* [Goal of the exercise]:
List each line of the data that holds the word "JSON".

===== Material to process

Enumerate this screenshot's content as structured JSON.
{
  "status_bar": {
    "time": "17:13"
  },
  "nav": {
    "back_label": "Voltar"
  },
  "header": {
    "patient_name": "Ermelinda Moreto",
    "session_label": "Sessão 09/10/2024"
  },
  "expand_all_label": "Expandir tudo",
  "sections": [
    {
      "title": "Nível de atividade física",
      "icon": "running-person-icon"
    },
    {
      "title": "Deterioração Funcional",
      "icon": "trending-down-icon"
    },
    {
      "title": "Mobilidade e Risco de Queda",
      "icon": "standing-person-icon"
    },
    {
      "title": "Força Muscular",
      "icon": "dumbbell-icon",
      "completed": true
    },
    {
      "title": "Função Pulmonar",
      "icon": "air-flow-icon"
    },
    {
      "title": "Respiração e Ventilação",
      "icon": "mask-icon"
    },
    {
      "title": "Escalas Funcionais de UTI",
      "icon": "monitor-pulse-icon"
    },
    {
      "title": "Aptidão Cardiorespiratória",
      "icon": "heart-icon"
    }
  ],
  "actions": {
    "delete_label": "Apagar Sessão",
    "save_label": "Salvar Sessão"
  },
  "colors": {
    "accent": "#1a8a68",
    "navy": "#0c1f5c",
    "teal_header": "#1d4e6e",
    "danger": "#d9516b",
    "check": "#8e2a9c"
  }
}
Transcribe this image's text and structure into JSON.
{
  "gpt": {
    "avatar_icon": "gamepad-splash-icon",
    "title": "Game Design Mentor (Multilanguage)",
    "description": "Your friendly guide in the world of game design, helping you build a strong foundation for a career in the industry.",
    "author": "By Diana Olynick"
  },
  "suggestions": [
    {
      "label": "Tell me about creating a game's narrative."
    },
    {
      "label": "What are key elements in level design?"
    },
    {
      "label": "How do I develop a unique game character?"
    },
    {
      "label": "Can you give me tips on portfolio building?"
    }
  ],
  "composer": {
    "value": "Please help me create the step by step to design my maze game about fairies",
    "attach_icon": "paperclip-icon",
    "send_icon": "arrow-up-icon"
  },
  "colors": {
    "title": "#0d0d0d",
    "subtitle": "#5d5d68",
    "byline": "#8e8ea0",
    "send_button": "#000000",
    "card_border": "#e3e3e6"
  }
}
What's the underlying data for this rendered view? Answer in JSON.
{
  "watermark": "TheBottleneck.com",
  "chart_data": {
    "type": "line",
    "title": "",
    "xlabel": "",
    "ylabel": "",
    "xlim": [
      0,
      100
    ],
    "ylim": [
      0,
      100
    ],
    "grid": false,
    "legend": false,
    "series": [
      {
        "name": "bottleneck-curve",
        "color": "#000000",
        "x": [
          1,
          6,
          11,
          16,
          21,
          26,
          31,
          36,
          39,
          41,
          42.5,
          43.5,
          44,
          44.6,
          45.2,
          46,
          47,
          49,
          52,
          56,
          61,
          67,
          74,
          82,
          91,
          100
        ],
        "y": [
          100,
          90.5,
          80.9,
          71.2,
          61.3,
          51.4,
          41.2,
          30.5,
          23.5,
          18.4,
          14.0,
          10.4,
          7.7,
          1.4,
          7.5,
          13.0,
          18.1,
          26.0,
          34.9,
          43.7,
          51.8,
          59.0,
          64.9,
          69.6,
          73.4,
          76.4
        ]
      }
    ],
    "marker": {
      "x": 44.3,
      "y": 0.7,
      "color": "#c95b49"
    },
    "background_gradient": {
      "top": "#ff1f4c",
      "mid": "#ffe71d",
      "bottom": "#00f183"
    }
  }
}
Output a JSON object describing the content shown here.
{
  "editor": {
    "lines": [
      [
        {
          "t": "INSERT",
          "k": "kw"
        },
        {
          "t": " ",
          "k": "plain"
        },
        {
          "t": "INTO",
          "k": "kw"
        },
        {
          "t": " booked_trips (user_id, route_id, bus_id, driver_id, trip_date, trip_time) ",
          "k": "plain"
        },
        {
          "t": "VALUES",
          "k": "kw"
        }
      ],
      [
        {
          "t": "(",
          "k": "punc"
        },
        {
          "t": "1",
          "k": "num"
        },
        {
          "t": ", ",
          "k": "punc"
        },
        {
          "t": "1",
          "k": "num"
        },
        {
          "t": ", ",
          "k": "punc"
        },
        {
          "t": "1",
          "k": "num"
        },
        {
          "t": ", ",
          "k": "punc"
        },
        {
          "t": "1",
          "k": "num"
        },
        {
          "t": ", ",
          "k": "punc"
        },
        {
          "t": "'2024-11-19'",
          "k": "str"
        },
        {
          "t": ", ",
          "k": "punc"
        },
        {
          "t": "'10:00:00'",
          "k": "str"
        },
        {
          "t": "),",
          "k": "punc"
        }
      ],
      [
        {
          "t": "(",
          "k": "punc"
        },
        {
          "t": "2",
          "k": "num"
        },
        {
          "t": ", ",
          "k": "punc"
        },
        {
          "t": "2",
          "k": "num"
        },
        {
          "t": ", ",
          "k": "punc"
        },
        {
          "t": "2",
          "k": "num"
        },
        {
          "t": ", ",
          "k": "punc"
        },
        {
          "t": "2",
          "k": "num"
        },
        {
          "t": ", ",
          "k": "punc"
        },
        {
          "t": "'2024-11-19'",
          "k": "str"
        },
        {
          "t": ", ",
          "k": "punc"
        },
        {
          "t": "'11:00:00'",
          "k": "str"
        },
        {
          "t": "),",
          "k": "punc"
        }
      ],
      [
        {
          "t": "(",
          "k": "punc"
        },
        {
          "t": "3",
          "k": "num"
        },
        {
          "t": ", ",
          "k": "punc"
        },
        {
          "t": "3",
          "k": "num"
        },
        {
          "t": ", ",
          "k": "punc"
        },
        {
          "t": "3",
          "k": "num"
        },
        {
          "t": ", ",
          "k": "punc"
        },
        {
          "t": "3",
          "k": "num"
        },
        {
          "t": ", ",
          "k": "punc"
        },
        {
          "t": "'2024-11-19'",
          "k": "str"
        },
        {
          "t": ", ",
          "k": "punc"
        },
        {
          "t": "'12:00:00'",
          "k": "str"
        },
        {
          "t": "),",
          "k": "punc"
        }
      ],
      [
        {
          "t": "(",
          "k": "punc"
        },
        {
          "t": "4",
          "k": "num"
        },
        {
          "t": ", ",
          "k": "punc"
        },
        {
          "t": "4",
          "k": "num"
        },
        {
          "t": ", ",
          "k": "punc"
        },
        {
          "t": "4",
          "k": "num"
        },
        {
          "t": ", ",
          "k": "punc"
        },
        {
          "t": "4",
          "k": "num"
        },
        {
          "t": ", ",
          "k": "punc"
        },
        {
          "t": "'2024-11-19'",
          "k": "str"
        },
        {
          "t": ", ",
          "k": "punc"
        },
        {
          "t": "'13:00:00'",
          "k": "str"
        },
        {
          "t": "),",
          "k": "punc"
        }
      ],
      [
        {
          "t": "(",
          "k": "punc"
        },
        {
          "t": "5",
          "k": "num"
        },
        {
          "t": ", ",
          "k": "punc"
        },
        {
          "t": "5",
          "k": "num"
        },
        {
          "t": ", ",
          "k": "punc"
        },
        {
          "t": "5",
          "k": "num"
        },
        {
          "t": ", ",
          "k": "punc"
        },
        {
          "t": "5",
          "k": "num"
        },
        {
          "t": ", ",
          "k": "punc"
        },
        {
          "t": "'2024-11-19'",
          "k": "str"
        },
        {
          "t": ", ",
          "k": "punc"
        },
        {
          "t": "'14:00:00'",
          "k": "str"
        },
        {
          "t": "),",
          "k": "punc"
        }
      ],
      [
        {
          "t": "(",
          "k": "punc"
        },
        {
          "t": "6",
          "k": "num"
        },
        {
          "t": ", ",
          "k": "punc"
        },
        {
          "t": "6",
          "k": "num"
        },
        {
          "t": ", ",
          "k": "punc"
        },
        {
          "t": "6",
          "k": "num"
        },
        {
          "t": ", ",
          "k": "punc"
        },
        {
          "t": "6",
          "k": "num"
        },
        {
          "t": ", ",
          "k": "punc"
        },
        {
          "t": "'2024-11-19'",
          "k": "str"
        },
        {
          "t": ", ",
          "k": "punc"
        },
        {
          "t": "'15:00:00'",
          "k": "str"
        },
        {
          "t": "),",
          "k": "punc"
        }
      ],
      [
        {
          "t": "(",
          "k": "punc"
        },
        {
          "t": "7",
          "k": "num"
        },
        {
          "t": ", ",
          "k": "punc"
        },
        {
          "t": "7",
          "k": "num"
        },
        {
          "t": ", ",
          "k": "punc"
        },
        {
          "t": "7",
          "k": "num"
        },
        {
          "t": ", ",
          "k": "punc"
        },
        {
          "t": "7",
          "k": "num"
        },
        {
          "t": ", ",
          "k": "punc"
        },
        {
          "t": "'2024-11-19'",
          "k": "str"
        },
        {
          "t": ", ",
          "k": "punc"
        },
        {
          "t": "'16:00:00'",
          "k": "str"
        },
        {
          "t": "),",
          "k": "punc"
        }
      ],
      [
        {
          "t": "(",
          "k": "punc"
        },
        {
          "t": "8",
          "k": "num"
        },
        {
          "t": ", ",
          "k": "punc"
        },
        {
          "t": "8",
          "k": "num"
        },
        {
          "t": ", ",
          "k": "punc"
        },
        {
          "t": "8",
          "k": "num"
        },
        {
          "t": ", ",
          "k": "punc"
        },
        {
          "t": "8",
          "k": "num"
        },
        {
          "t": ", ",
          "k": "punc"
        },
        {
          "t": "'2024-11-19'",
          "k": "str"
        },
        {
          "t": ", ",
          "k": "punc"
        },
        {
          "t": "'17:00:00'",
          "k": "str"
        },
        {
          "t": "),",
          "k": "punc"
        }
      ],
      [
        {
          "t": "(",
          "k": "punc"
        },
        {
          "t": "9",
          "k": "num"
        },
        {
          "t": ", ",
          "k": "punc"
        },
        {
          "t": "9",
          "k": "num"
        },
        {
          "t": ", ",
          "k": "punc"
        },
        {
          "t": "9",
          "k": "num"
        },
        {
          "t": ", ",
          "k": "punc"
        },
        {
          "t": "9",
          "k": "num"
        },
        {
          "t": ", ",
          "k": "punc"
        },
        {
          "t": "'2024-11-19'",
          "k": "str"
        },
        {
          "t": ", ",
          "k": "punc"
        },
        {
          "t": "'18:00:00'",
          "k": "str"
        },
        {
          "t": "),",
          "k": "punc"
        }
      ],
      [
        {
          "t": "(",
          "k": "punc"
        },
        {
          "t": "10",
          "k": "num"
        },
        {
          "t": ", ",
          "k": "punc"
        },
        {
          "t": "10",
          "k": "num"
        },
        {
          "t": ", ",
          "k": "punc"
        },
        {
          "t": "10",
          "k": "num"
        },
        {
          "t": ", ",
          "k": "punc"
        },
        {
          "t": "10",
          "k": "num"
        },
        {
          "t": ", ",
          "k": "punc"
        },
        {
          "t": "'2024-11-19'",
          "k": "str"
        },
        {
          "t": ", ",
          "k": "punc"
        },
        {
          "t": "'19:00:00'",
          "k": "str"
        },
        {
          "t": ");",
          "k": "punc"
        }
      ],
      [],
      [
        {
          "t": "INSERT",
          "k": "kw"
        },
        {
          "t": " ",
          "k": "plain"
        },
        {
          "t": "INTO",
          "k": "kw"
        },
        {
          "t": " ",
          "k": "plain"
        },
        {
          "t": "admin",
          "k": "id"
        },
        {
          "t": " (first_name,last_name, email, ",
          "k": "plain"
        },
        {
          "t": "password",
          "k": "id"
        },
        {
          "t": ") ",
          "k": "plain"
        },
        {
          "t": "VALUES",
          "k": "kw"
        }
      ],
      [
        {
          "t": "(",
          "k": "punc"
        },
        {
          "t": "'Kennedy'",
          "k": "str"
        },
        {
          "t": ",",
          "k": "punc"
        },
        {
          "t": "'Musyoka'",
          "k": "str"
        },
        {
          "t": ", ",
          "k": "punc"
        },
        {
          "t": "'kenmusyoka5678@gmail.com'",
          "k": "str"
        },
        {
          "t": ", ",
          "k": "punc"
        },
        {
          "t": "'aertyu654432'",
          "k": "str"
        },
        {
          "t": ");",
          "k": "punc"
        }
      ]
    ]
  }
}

==========

* [Expected answer]:
Enumerate this screenshot's content as structured JSON.
Transcribe this image's text and structure into JSON.
What's the underlying data for this rendered view? Answer in JSON.
Output a JSON object describing the content shown here.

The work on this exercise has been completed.